**WRITTEN REQUEST**
Show all lines from the data that include the word "value".

»»

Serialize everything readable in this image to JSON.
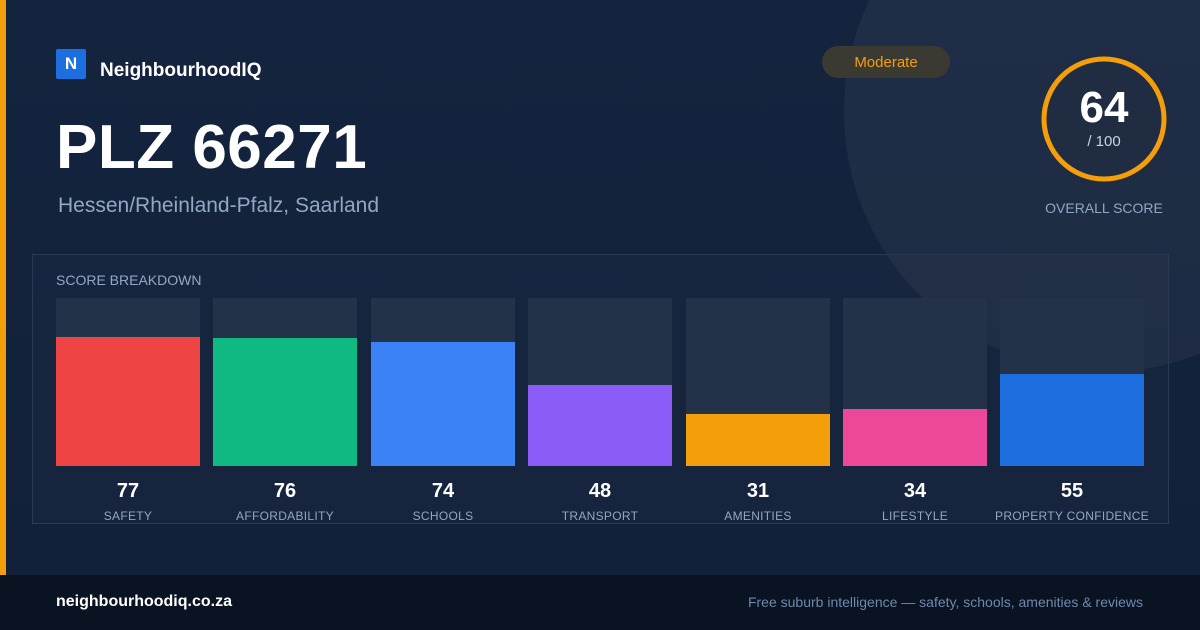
{
  "brand": {
    "logo_letter": "N",
    "name": "NeighbourhoodIQ"
  },
  "location": {
    "title": "PLZ 66271",
    "subtitle": "Hessen/Rheinland-Pfalz, Saarland"
  },
  "rating_badge": "Moderate",
  "overall": {
    "score": "64",
    "max": "/ 100",
    "label": "OVERALL SCORE",
    "fraction": 0.64
  },
  "colors": {
    "accent": "#f59e0b",
    "brand": "#1d6fe0",
    "background": "#15243e"
  },
  "breakdown": {
    "title": "SCORE BREAKDOWN",
    "items": [
      {
        "label": "SAFETY",
        "value": "77",
        "score": 77,
        "color": "#ef4444"
      },
      {
        "label": "AFFORDABILITY",
        "value": "76",
        "score": 76,
        "color": "#10b981"
      },
      {
        "label": "SCHOOLS",
        "value": "74",
        "score": 74,
        "color": "#3b82f6"
      },
      {
        "label": "TRANSPORT",
        "value": "48",
        "score": 48,
        "color": "#8b5cf6"
      },
      {
        "label": "AMENITIES",
        "value": "31",
        "score": 31,
        "color": "#f59e0b"
      },
      {
        "label": "LIFESTYLE",
        "value": "34",
        "score": 34,
        "color": "#ec4899"
      },
      {
        "label": "PROPERTY CONFIDENCE",
        "value": "55",
        "score": 55,
        "color": "#1d6fe0"
      }
    ]
  },
  "footer": {
    "domain": "neighbourhoodiq.co.za",
    "tagline": "Free suburb intelligence — safety, schools, amenities & reviews"
  }
}
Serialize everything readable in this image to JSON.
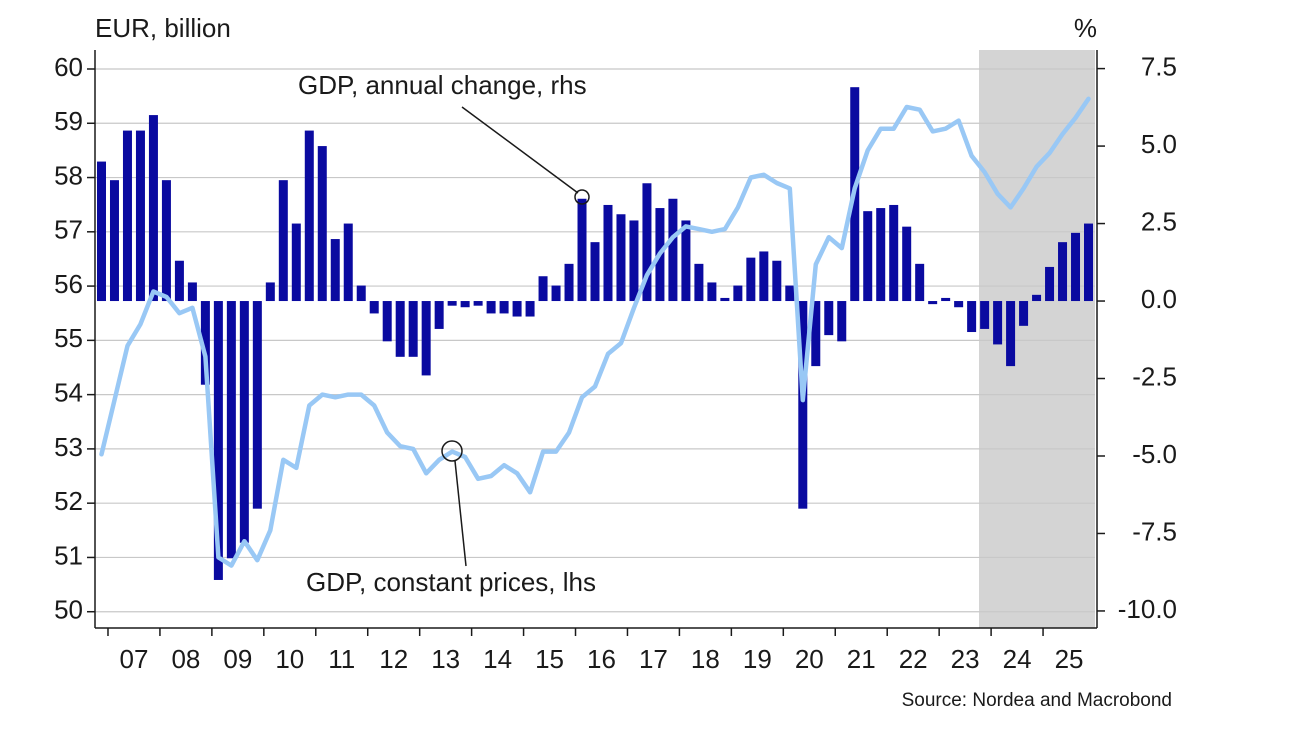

««

**EXERCISE OUTPUT**
        "value": "77",
        "value": "76",
        "value": "74",
        "value": "48",
        "value": "31",
        "value": "34",
        "value": "55",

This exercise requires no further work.